PROVIDED INFORMATION:
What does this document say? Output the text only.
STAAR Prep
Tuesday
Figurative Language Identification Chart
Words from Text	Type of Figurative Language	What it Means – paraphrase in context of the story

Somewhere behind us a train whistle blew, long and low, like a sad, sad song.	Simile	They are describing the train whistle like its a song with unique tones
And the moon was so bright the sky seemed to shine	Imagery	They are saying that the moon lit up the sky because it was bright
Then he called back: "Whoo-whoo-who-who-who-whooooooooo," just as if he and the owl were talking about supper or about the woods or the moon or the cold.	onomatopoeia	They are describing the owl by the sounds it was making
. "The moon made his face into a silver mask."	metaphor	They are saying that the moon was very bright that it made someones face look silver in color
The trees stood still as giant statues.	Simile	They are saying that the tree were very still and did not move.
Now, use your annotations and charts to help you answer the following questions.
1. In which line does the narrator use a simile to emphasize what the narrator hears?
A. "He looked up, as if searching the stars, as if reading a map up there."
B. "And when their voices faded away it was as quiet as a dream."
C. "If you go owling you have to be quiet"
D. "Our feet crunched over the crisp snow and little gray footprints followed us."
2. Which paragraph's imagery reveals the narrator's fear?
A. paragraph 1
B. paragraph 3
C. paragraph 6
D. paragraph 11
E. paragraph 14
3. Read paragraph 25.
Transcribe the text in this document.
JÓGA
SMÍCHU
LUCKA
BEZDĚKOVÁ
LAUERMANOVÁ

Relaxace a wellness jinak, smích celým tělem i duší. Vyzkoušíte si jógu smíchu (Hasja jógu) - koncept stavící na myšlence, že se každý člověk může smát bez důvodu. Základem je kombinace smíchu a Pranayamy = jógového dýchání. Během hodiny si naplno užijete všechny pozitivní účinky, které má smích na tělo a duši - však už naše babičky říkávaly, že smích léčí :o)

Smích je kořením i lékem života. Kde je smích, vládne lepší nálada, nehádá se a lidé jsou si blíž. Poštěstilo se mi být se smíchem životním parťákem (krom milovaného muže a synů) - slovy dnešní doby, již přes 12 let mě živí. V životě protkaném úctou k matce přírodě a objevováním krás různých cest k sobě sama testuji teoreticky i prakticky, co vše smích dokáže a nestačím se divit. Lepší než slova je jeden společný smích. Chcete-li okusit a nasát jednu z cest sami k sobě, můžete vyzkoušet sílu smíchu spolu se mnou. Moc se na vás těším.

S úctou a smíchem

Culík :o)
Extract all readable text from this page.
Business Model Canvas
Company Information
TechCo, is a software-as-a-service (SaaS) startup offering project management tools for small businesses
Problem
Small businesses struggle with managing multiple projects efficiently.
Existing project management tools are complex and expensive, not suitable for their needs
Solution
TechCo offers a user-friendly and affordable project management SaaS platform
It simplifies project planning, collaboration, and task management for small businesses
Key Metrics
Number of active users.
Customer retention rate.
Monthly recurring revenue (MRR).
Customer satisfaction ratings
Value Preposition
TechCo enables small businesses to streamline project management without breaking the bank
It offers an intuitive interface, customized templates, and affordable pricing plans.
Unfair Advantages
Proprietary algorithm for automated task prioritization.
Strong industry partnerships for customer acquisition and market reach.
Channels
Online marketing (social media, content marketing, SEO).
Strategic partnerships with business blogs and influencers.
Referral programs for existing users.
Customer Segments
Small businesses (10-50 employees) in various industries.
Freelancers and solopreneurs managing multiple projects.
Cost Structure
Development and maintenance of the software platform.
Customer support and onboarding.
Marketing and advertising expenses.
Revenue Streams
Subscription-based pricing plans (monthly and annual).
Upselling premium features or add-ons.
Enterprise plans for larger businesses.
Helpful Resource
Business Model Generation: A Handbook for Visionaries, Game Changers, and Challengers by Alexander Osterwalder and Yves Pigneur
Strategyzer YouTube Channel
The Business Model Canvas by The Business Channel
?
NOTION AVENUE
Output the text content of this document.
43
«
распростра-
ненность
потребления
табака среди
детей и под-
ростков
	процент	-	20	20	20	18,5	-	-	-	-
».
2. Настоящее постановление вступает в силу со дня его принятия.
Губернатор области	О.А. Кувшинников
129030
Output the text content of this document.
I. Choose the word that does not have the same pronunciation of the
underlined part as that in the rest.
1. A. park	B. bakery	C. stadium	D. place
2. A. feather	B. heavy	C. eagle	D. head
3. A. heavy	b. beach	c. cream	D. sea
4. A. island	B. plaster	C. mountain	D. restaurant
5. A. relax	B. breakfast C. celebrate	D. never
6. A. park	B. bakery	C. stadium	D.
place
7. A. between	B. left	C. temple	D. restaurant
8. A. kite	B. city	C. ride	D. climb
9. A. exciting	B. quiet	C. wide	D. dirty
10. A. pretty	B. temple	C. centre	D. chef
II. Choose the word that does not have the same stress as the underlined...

INSTRUCTION:
Each line of the material above must be retyped precisely.

ANSWER TO THE TASK:
What does this document say? Output the text only.
STAAR Prep
Tuesday
Figurative Language Identification Chart
Words from Text	Type of Figurative Language	What it Means – paraphrase in context of the story

Somewhere behind us a train whistle blew, long and low, like a sad, sad song.	Simile	They are describing the train whistle like its a song with unique tones
And the moon was so bright the sky seemed to shine	Imagery	They are saying that the moon lit up the sky because it was bright
Then he called back: "Whoo-whoo-who-who-who-whooooooooo," just as if he and the owl were talking about supper or about the woods or the moon or the cold.	onomatopoeia	They are describing the owl by the sounds it was making
. "The moon made his face into a silver mask."	metaphor	They are saying that the moon was very bright that it made someones face look silver in color
The trees stood still as giant statues.	Simile	They are saying that the tree were very still and did not move.
Now, use your annotations and charts to help you answer the following questions.
1. In which line does the narrator use a simile to emphasize what the narrator hears?
A. "He looked up, as if searching the stars, as if reading a map up there."
B. "And when their voices faded away it was as quiet as a dream."
C. "If you go owling you have to be quiet"
D. "Our feet crunched over the crisp snow and little gray footprints followed us."
2. Which paragraph's imagery reveals the narrator's fear?
A. paragraph 1
B. paragraph 3
C. paragraph 6
D. paragraph 11
E. paragraph 14
3. Read paragraph 25.
Transcribe the text in this document.
JÓGA
SMÍCHU
LUCKA
BEZDĚKOVÁ
LAUERMANOVÁ

Relaxace a wellness jinak, smích celým tělem i duší. Vyzkoušíte si jógu smíchu (Hasja jógu) - koncept stavící na myšlence, že se každý člověk může smát bez důvodu. Základem je kombinace smíchu a Pranayamy = jógového dýchání. Během hodiny si naplno užijete všechny pozitivní účinky, které má smích na tělo a duši - však už naše babičky říkávaly, že smích léčí :o)

Smích je kořením i lékem života. Kde je smích, vládne lepší nálada, nehádá se a lidé jsou si blíž. Poštěstilo se mi být se smíchem životním parťákem (krom milovaného muže a synů) - slovy dnešní doby, již přes 12 let mě živí. V životě protkaném úctou k matce přírodě a objevováním krás různých cest k sobě sama testuji teoreticky i prakticky, co vše smích dokáže a nestačím se divit. Lepší než slova je jeden společný smích. Chcete-li okusit a nasát jednu z cest sami k sobě, můžete vyzkoušet sílu smíchu spolu se mnou. Moc se na vás těším.

S úctou a smíchem

Culík :o)
Extract all readable text from this page.
Business Model Canvas
Company Information
TechCo, is a software-as-a-service (SaaS) startup offering project management tools for small businesses
Problem
Small businesses struggle with managing multiple projects efficiently.
Existing project management tools are complex and expensive, not suitable for their needs
Solution
TechCo offers a user-friendly and affordable project management SaaS platform
It simplifies project planning, collaboration, and task management for small businesses
Key Metrics
Number of active users.
Customer retention rate.
Monthly recurring revenue (MRR).
Customer satisfaction ratings
Value Preposition
TechCo enables small businesses to streamline project management without breaking the bank
It offers an intuitive interface, customized templates, and affordable pricing plans.
Unfair Advantages
Proprietary algorithm for automated task prioritization.
Strong industry partnerships for customer acquisition and market reach.
Channels
Online marketing (social media, content marketing, SEO).
Strategic partnerships with business blogs and influencers.
Referral programs for existing users.
Customer Segments
Small businesses (10-50 employees) in various industries.
Freelancers and solopreneurs managing multiple projects.
Cost Structure
Development and maintenance of the software platform.
Customer support and onboarding.
Marketing and advertising expenses.
Revenue Streams
Subscription-based pricing plans (monthly and annual).
Upselling premium features or add-ons.
Enterprise plans for larger businesses.
Helpful Resource
Business Model Generation: A Handbook for Visionaries, Game Changers, and Challengers by Alexander Osterwalder and Yves Pigneur
Strategyzer YouTube Channel
The Business Model Canvas by The Business Channel
?
NOTION AVENUE
Output the text content of this document.
43
«
распростра-
ненность
потребления
табака среди
детей и под-
ростков
	процент	-	20	20	20	18,5	-	-	-	-
».
2. Настоящее постановление вступает в силу со дня его принятия.
Губернатор области	О.А. Кувшинников
129030
Output the text content of this document.
I. Choose the word that does not have the same pronunciation of the
underlined part as that in the rest.
1. A. park	B. bakery	C. stadium	D. place
2. A. feather	B. heavy	C. eagle	D. head
3. A. heavy	b. beach	c. cream	D. sea
4. A. island	B. plaster	C. mountain	D. restaurant
5. A. relax	B. breakfast C. celebrate	D. never
6. A. park	B. bakery	C. stadium	D.
place
7. A. between	B. left	C. temple	D. restaurant
8. A. kite	B. city	C. ride	D. climb
9. A. exciting	B. quiet	C. wide	D. dirty
10. A. pretty	B. temple	C. centre	D. chef
II. Choose the word that does not have the same stress as the underlined...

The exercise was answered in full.